#### Task to carry out
Pull every line with the word "text" out of the entries below.

[Part of a data file]
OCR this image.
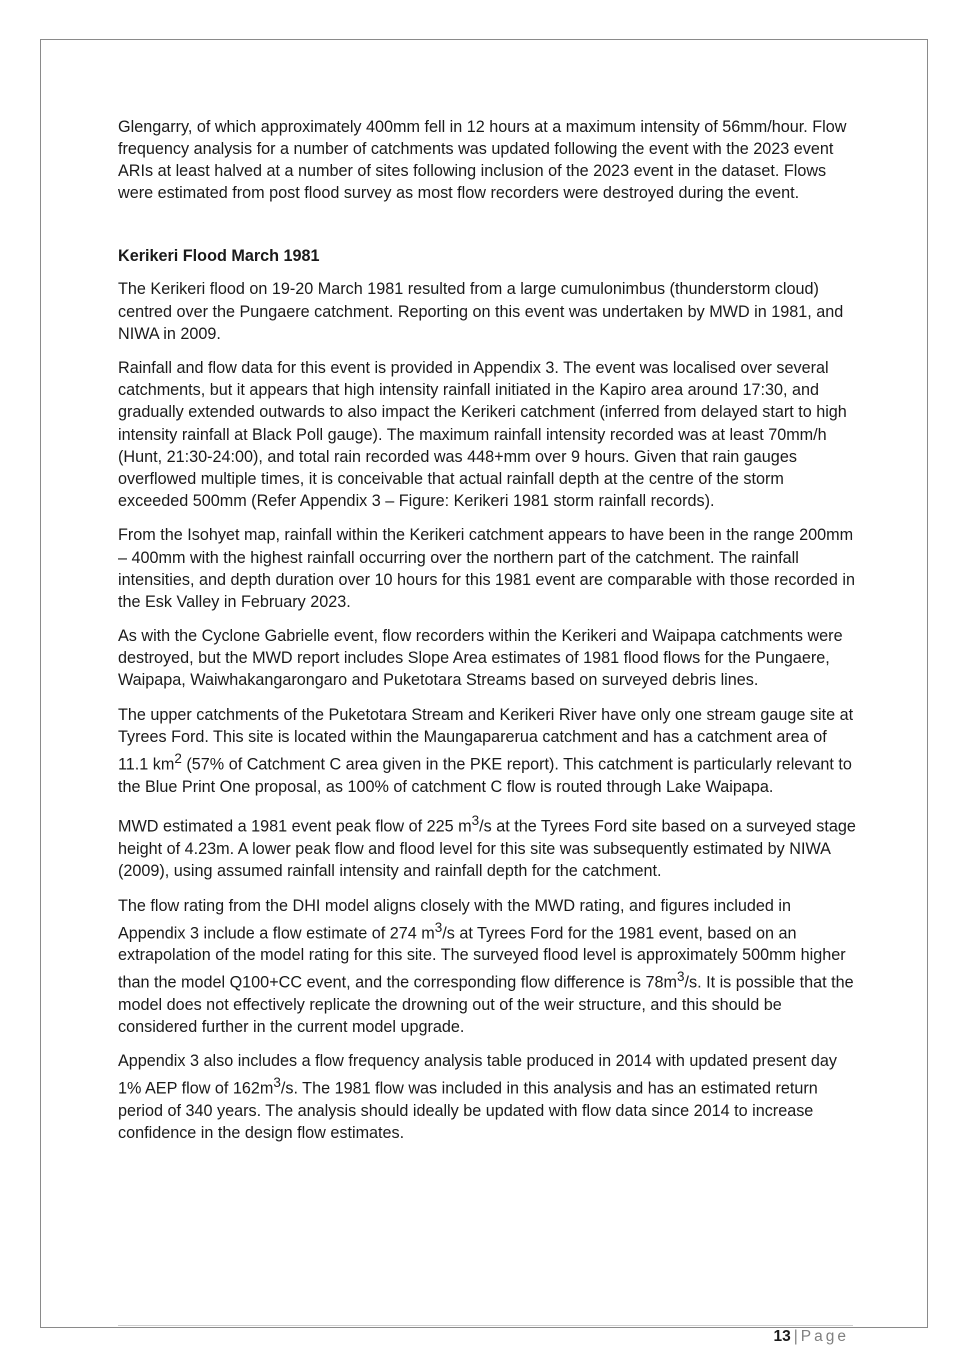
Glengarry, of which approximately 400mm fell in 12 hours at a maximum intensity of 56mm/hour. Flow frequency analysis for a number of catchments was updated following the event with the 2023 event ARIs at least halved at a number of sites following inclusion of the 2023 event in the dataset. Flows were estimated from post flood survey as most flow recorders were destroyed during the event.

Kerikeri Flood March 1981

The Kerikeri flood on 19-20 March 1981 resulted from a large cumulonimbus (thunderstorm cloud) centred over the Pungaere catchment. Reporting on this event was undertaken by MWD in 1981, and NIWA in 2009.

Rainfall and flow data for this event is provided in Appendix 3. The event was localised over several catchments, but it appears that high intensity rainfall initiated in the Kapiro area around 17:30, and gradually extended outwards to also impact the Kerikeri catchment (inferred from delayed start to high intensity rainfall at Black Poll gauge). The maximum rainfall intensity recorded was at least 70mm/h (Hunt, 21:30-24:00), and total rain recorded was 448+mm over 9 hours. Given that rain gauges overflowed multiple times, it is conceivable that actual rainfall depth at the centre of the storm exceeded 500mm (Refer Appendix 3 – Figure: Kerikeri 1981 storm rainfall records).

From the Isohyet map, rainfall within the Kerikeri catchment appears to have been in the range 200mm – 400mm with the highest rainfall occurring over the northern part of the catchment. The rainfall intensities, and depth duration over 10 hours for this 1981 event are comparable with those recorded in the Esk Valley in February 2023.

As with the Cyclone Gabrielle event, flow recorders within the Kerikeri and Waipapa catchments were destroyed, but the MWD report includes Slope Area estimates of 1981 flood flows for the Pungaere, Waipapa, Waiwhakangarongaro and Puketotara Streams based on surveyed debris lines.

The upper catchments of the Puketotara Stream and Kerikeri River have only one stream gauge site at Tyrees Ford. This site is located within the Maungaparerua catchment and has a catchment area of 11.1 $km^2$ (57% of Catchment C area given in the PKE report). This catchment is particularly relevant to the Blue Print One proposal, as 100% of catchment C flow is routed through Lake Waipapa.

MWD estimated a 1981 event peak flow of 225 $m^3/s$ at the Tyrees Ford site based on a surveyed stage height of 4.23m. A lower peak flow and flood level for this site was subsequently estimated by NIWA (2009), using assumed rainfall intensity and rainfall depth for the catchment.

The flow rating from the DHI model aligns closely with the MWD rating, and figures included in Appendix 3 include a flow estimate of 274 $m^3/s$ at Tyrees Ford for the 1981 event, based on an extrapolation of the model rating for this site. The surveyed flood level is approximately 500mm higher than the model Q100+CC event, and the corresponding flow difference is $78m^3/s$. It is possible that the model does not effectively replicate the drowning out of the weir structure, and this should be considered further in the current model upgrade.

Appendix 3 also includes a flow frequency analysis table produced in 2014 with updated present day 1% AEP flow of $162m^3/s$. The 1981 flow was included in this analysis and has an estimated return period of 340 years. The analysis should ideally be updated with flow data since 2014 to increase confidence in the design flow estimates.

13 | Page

---

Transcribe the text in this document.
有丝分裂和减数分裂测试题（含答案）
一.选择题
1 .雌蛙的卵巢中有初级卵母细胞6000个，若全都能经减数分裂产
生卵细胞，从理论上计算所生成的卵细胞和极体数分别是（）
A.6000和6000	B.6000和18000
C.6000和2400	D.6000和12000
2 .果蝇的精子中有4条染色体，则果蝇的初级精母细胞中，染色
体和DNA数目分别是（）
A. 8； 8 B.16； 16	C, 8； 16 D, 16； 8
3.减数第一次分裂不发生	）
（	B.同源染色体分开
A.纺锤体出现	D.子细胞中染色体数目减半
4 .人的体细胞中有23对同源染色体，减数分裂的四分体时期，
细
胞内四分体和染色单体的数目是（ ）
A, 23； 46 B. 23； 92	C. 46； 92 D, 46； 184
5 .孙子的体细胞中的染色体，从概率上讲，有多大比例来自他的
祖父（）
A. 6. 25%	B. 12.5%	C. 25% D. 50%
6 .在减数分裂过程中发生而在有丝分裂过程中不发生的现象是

* * *

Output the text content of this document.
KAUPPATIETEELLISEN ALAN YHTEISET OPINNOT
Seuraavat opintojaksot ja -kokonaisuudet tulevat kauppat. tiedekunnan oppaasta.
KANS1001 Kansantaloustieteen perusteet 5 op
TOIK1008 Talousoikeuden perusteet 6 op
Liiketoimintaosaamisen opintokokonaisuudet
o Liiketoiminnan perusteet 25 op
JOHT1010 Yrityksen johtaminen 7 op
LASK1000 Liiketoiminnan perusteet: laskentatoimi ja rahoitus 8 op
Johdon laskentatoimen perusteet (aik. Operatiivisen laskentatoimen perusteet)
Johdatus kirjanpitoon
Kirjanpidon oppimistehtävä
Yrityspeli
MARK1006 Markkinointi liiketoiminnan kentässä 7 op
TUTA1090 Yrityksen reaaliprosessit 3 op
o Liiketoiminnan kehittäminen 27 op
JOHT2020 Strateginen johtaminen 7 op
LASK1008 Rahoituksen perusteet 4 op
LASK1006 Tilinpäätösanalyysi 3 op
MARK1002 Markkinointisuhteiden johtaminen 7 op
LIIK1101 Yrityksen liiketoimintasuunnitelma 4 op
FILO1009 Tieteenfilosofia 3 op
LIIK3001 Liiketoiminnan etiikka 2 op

#### Response
Transcribe the text in this document.
Output the text content of this document.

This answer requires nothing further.